* [Written request]:
All of the records listed below should be retyped exactly.

* [Exercise data]:
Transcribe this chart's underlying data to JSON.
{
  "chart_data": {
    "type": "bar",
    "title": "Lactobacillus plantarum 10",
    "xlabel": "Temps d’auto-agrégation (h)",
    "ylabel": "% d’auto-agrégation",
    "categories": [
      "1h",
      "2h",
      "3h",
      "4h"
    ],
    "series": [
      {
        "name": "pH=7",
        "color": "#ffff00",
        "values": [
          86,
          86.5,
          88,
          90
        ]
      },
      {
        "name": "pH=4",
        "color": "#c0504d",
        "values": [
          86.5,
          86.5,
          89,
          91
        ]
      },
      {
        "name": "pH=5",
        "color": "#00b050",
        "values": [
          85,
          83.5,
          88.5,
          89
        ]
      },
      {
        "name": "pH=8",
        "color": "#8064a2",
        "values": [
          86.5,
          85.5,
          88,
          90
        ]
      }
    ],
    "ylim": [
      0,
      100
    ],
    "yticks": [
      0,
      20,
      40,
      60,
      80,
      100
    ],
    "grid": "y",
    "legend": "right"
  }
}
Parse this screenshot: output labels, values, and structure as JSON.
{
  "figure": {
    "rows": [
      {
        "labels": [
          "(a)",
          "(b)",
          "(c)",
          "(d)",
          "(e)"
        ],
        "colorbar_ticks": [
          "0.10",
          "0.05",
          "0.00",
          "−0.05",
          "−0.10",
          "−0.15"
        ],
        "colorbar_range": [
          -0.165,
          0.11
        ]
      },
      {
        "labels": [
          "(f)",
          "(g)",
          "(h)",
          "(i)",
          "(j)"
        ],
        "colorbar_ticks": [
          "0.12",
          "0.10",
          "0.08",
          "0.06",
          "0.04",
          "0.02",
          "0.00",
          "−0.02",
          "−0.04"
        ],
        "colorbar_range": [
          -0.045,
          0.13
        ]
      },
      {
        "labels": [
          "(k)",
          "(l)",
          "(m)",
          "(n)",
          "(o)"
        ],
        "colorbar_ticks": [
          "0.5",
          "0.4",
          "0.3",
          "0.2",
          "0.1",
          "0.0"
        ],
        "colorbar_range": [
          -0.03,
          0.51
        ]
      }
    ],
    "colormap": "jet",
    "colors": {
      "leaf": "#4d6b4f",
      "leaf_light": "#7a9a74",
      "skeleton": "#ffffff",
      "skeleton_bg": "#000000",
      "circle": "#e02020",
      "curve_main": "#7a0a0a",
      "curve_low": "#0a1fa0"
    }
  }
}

* [Task result]:
Transcribe this chart's underlying data to JSON.
{
  "chart_data": {
    "type": "bar",
    "title": "Lactobacillus plantarum 10",
    "xlabel": "Temps d’auto-agrégation (h)",
    "ylabel": "% d’auto-agrégation",
    "categories": [
      "1h",
      "2h",
      "3h",
      "4h"
    ],
    "series": [
      {
        "name": "pH=7",
        "color": "#ffff00",
        "values": [
          86,
          86.5,
          88,
          90
        ]
      },
      {
        "name": "pH=4",
        "color": "#c0504d",
        "values": [
          86.5,
          86.5,
          89,
          91
        ]
      },
      {
        "name": "pH=5",
        "color": "#00b050",
        "values": [
          85,
          83.5,
          88.5,
          89
        ]
      },
      {
        "name": "pH=8",
        "color": "#8064a2",
        "values": [
          86.5,
          85.5,
          88,
          90
        ]
      }
    ],
    "ylim": [
      0,
      100
    ],
    "yticks": [
      0,
      20,
      40,
      60,
      80,
      100
    ],
    "grid": "y",
    "legend": "right"
  }
}
Parse this screenshot: output labels, values, and structure as JSON.
{
  "figure": {
    "rows": [
      {
        "labels": [
          "(a)",
          "(b)",
          "(c)",
          "(d)",
          "(e)"
        ],
        "colorbar_ticks": [
          "0.10",
          "0.05",
          "0.00",
          "−0.05",
          "−0.10",
          "−0.15"
        ],
        "colorbar_range": [
          -0.165,
          0.11
        ]
      },
      {
        "labels": [
          "(f)",
          "(g)",
          "(h)",
          "(i)",
          "(j)"
        ],
        "colorbar_ticks": [
          "0.12",
          "0.10",
          "0.08",
          "0.06",
          "0.04",
          "0.02",
          "0.00",
          "−0.02",
          "−0.04"
        ],
        "colorbar_range": [
          -0.045,
          0.13
        ]
      },
      {
        "labels": [
          "(k)",
          "(l)",
          "(m)",
          "(n)",
          "(o)"
        ],
        "colorbar_ticks": [
          "0.5",
          "0.4",
          "0.3",
          "0.2",
          "0.1",
          "0.0"
        ],
        "colorbar_range": [
          -0.03,
          0.51
        ]
      }
    ],
    "colormap": "jet",
    "colors": {
      "leaf": "#4d6b4f",
      "leaf_light": "#7a9a74",
      "skeleton": "#ffffff",
      "skeleton_bg": "#000000",
      "circle": "#e02020",
      "curve_main": "#7a0a0a",
      "curve_low": "#0a1fa0"
    }
  }
}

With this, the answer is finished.